• **INFORMATION SUPPLIED**
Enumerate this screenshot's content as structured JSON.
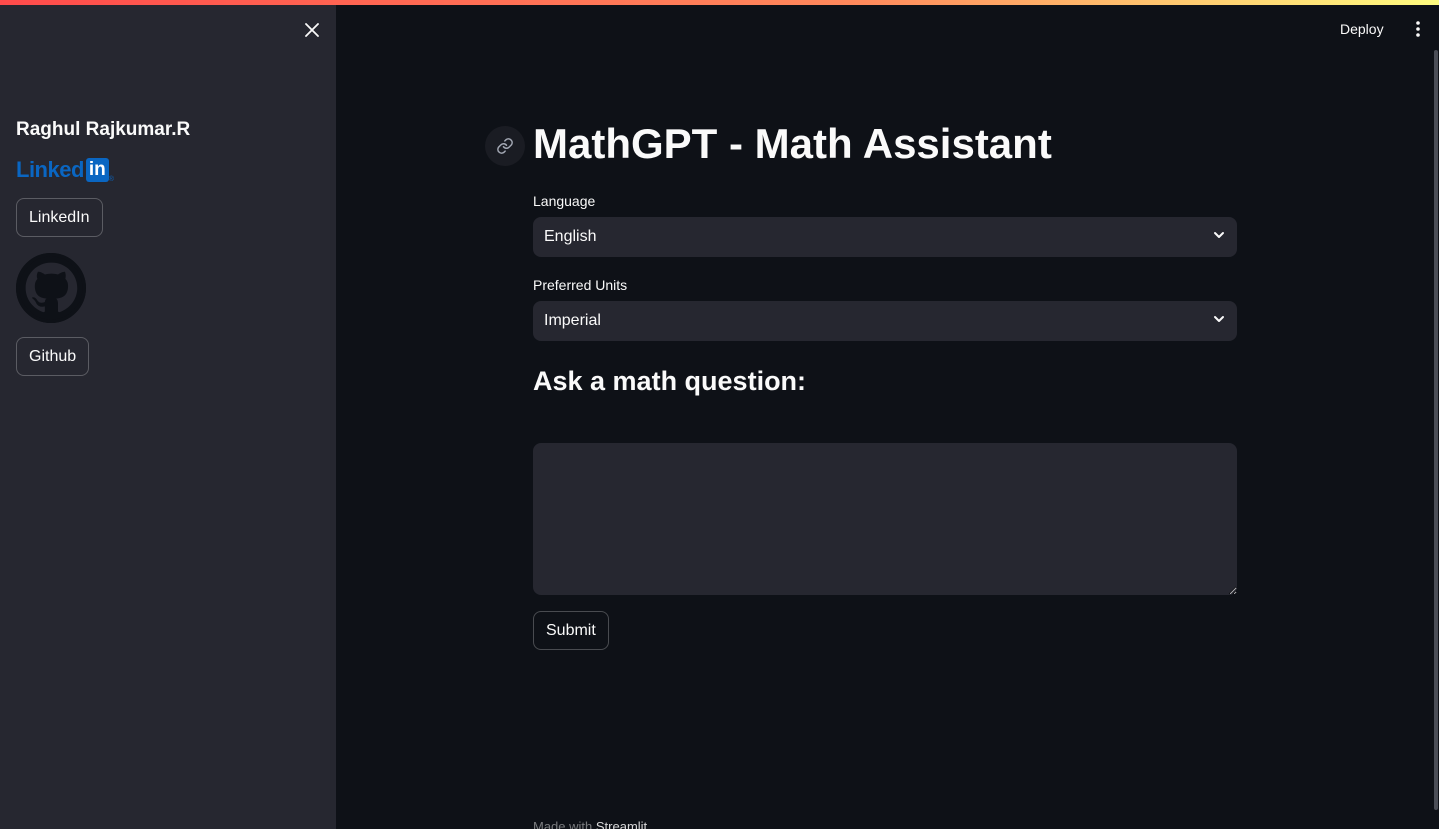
{
  "header": {
    "deploy_label": "Deploy",
    "menu_icon": "more-vertical-icon"
  },
  "sidebar": {
    "close_icon": "close-icon",
    "author_name": "Raghul Rajkumar.R",
    "linkedin_logo": {
      "word": "Linked",
      "box": "in"
    },
    "linkedin_button": "LinkedIn",
    "github_icon": "github-icon",
    "github_button": "Github"
  },
  "main": {
    "anchor_icon": "link-icon",
    "title": "MathGPT - Math Assistant",
    "language": {
      "label": "Language",
      "value": "English"
    },
    "units": {
      "label": "Preferred Units",
      "value": "Imperial"
    },
    "question_heading": "Ask a math question:",
    "question_value": "",
    "submit_label": "Submit"
  },
  "footer": {
    "prefix": "Made with",
    "brand": "Streamlit"
  },
  "colors": {
    "background": "#0e1117",
    "sidebar": "#262730",
    "linkedin": "#0a66c2",
    "accent_gradient": [
      "#ff4b4b",
      "#fffd80"
    ]
  }
}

• **WORK REQUIRED**
Scan the listing above for the word "icon" and show each line where it is found.

• **TASK RESULT**
    "menu_icon": "more-vertical-icon"
    "close_icon": "close-icon",
    "github_icon": "github-icon",
    "anchor_icon": "link-icon",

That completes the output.